◆ **Texto de leitura**:
───
No segredo do meu coração, não me sinto em estado de humildade senão perante as vidas mais pobres ou as grandes aventuras do espírito humano… Entre as duas, encontra-se hoje uma sociedade que dá vontade de rir.
Albert Camus

MEMÓRiA

03NOV1913-2008 - Albert Cossery: Escritor egípcio, de expressão francesa - «Um preguiçoso inteligente é alguém que reflectiu sobre o mundo em que vive... Não se trata, pois, de preguiça. É tempo de reflexão. E, quanto mais preguiçoso formos, mais tempo temos para reflectir». IMAG.205

03NOV1933-2011 - John Barry: Músico inglês, compositor de bandas sonoras para filmes, distinguido com cinco Oscars - África Minha (1985), Danças Com Lobos (1990)… «Todos esses filmes são sobre uma sensação de perda. Não sei se isso vem da II Guerra Mundial. Mas é algo que deixa marca, como não poderia deixar de ser». IMAG.342
1910-03NOV2003 - Rachel de Queiroz: Ficcionista, poeta e dramaturga brasileira - «Fala-se muito na crueldade e na bruteza do homem medievo. Mas o homem moderno será melhor?» (As Terras Ásperas - 1993). IMAG.299

1840-06NOV1893 - Pyotr Ilyich Tchaikovsky: Compositor russo - «Tenho os nervos completamente em frangalhos. A minha sinfonia não progride. Vou morrer em breve, bem o sei, antes mesmo de acabar minha sinfonia. Odeio a humanidade, e só desejo retirar-me para um deserto» (1866). IMAG.235-261-273-280-296-310-337-364

07NOV1913-1960 - Albert Camus: Filósofo, ensaísta, ficcionista e dramaturgo francês - «Compreendi, então, que um homem que houvesse vivido um único dia, poderia sem dificuldades passar cem anos numa prisão. Teria recordações suficientes para não se entediar. De certo modo, isto era uma vantagem» (O Estrangeiro - excerto). IMAG.258

INVENTÁRiO

O Rei de Nova Iorque / King of New York (1990) transcende o talento estilístico, sofisticado de Abel Ferrara, em conluio com Nicholas St. John, o seu argumentista essencial. Em causa está Frank White, um líder do submundo, cuja saída da prisão assinala uma vaga de execuções entre facínoras e outros rivais. Carismático, sedutor, mas também fantomático, com paranóica perversidade, Frank contrapõe ao seu domínio de terror a influência política, o desprezo pela lei estrutural, eliminando aqueles que corrompem ou humilham os seus semelhantes. Simultaneamente, ambiciona restaurar um hospital no bairro onde nasceu, obtendo formidáveis lucros com o tráfico de drogas. Em seus valores desvirtuados, Frank limita-se a prosperar numa metrópole hipócrita e viciada - que O Rei de Nova Iorque exibe como atmosfera inexorável, subjugadora, entre tensões e contaminações, até ao exorcismo alucinatório… Através desta fábula de agonia, desta visão hiperrealista, sobressai um assombroso Christopher Walken como Frank White - enfim confrontado com a sua nemésis, mas sempre dominador e solitário ao enfrentar a própria sublimação da morte. Intocável, na grotesca tragédia que viveu, a ferro e fogo.
───
◆ **Enunciado**: Dê seguimento ao texto de leitura, começando logo a seguir à última frase sobre O Rei de Nova Iorque.
───
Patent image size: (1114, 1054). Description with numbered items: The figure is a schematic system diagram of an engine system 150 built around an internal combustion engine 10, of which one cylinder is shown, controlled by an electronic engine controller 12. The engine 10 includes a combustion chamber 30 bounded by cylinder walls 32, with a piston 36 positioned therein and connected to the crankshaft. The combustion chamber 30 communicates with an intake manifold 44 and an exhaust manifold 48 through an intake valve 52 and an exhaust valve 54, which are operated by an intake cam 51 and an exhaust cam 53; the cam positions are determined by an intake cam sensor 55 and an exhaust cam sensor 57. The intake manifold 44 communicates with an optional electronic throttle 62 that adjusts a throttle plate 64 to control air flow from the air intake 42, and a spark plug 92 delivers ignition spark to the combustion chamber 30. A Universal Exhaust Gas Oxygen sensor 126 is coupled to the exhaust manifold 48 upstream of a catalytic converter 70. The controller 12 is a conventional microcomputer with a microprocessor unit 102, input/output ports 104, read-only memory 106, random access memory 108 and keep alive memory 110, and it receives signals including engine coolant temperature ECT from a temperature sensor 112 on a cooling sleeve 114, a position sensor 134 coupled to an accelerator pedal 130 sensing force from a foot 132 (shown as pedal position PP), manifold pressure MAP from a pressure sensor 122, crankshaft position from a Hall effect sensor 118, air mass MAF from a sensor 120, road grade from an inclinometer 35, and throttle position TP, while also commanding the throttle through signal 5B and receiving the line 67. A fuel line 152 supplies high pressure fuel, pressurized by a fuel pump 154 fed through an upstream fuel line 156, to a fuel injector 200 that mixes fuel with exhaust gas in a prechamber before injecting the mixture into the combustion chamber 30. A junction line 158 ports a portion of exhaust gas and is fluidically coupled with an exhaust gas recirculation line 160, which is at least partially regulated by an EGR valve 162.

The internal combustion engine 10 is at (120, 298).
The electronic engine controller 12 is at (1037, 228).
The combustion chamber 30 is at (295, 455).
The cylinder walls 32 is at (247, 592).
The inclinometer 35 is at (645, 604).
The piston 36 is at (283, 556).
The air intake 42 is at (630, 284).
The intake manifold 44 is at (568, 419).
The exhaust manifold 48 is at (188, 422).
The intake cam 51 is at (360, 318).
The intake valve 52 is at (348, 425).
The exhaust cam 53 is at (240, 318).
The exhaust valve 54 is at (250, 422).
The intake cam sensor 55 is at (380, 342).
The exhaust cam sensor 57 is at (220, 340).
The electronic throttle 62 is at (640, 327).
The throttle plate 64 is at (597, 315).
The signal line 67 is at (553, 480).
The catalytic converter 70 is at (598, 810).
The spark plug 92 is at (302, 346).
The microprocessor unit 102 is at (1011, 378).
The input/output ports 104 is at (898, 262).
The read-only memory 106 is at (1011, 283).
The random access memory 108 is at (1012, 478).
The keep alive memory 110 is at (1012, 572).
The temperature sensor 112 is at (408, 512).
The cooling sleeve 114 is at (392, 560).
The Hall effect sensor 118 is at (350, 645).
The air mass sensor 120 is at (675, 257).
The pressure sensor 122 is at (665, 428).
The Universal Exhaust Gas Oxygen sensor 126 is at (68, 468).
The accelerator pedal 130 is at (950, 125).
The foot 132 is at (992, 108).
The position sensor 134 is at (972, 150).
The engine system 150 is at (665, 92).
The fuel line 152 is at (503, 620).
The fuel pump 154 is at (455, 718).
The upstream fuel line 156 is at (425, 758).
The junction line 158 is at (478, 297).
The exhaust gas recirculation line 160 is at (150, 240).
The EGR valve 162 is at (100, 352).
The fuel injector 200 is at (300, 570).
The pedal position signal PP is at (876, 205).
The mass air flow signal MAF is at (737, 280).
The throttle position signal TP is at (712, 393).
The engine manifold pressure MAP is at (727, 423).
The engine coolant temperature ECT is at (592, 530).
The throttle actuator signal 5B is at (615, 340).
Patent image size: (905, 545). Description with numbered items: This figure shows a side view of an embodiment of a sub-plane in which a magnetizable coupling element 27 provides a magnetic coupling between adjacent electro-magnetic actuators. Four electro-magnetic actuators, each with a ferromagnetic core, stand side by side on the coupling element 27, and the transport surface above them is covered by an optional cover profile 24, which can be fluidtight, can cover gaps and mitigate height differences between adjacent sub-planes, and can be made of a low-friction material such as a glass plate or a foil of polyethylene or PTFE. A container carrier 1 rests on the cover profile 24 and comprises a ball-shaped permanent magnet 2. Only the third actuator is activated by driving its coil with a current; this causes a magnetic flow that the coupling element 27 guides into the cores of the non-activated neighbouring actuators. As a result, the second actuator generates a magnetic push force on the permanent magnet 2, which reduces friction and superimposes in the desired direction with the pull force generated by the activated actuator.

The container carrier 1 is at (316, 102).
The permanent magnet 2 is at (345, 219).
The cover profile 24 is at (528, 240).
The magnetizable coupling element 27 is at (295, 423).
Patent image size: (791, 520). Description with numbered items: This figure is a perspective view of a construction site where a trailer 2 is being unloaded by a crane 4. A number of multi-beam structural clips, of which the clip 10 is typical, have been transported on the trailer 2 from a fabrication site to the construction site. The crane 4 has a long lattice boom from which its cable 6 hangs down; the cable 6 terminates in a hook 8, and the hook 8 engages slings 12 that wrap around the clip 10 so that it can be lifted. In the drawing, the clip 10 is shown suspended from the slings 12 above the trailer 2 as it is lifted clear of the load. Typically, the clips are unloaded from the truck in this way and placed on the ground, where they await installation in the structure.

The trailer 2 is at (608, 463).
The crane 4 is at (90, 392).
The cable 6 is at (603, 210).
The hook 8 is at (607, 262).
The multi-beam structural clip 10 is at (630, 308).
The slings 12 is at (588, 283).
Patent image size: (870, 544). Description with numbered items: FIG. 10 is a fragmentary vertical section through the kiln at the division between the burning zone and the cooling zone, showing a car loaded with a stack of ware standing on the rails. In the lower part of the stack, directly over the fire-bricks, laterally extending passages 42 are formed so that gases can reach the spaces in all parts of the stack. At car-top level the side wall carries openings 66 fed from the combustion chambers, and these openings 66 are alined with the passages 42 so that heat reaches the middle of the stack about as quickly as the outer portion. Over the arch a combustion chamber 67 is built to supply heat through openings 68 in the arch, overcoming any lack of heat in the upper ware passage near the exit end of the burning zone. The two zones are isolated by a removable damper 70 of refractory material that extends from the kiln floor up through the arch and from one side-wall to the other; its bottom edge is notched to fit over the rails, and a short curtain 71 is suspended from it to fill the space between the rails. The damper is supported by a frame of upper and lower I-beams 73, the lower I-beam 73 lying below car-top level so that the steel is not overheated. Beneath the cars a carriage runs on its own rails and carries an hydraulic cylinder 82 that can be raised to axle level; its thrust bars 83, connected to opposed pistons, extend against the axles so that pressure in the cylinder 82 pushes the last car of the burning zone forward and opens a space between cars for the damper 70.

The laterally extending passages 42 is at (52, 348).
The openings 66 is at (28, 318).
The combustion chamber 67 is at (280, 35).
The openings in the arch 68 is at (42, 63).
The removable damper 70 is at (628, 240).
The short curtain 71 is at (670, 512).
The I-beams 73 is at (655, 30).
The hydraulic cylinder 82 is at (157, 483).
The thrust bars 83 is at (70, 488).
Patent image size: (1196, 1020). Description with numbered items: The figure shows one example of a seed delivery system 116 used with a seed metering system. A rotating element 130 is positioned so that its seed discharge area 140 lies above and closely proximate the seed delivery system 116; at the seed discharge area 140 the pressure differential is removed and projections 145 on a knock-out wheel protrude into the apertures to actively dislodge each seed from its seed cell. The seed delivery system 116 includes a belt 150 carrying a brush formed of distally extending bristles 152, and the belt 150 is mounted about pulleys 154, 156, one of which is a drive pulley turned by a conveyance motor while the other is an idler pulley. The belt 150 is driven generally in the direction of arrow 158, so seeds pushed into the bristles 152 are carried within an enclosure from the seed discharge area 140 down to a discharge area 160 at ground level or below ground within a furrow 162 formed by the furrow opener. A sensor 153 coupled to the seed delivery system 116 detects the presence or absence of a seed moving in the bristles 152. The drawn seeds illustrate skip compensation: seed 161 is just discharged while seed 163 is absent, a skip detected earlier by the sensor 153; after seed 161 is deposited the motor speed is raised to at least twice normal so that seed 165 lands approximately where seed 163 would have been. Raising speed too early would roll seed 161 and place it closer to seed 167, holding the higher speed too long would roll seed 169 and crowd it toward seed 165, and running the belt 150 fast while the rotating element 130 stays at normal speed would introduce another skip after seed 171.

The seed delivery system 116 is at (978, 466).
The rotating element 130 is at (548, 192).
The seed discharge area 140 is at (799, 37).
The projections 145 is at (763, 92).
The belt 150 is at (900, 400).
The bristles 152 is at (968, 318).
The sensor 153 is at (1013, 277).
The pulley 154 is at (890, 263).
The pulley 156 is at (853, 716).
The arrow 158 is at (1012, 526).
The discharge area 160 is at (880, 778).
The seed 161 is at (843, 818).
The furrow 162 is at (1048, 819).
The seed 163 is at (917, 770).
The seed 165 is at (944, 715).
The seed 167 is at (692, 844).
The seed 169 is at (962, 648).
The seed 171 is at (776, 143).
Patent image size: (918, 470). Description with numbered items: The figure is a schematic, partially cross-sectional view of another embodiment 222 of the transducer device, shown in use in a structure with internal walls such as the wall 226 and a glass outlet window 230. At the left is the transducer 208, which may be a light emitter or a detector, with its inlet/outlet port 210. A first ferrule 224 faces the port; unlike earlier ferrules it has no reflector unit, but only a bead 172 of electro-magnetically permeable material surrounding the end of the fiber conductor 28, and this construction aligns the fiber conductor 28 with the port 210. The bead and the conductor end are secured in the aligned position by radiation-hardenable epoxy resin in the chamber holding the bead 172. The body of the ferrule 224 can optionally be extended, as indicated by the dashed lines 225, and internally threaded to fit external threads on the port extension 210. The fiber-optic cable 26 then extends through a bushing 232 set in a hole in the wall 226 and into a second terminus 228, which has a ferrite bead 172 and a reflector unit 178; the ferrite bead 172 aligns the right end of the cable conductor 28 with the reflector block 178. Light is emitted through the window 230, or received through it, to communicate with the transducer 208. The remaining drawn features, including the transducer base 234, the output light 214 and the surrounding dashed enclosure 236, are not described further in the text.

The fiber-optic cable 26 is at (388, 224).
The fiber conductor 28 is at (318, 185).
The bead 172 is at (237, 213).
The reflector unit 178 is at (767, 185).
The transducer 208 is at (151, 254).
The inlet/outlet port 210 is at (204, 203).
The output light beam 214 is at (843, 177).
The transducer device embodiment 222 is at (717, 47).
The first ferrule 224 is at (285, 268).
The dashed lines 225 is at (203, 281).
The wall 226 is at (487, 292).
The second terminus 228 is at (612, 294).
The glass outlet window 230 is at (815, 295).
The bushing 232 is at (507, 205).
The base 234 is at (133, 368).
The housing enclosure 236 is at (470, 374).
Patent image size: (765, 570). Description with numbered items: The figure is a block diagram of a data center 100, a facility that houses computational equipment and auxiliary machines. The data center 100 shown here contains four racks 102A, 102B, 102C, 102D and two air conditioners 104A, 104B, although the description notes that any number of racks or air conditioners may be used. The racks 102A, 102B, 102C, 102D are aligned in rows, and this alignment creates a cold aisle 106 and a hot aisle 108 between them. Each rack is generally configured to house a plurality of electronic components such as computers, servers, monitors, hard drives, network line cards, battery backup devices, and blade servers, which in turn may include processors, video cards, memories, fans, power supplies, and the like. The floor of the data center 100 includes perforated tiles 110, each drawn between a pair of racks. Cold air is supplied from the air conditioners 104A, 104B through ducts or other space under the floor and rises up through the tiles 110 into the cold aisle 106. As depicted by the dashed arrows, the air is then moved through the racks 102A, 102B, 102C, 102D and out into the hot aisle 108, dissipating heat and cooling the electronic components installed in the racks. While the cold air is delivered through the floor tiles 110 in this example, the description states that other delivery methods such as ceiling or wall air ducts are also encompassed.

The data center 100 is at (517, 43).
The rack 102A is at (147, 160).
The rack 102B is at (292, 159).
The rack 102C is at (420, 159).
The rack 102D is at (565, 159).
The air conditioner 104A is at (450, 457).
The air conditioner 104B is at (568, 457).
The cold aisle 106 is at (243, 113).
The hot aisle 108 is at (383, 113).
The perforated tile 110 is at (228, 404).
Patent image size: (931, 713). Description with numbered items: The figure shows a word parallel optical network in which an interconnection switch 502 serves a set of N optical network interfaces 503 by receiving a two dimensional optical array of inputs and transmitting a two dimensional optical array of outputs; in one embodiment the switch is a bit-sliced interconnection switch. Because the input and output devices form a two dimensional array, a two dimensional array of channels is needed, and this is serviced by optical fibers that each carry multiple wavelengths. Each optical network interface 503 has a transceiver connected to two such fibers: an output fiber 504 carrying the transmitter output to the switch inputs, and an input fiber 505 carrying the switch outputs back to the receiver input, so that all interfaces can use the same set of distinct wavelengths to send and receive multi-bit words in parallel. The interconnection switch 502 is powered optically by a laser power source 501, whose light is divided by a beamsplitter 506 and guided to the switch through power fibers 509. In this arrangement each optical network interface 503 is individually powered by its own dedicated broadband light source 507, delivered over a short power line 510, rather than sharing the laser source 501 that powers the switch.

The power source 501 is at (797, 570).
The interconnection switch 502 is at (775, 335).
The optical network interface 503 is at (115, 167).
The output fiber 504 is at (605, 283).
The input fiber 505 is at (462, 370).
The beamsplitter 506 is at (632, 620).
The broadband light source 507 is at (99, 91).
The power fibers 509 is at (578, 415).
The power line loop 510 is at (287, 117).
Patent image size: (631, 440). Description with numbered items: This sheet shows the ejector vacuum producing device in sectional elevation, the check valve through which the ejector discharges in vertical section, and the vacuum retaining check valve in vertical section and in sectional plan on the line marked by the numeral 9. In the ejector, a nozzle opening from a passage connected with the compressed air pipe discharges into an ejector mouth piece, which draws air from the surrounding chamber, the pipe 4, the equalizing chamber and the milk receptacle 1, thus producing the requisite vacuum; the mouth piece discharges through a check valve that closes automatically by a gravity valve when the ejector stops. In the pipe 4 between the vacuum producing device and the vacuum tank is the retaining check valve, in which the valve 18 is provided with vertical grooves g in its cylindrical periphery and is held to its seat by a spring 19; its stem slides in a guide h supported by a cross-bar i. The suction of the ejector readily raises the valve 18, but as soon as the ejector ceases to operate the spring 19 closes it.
───
◆ **Resposta**:
BREVIÁRiO

Arrow Vídeo edita em Blu-ray, O Rei de Nova Iorque / King of New York (1990) de Abel Ferrara; com Christopher Walken e David Caruso. IMAG.131

Sistema Solar edita Como os Loucos de Albert Londres (1884-1932); tradução de Aníbal Fernandes.

Tinta da China edita As Primeiras Mulheres Repórteres - Portugal Nos Anos 60 e 70 de Isabel Ventura; prefácio de Fernando Alves.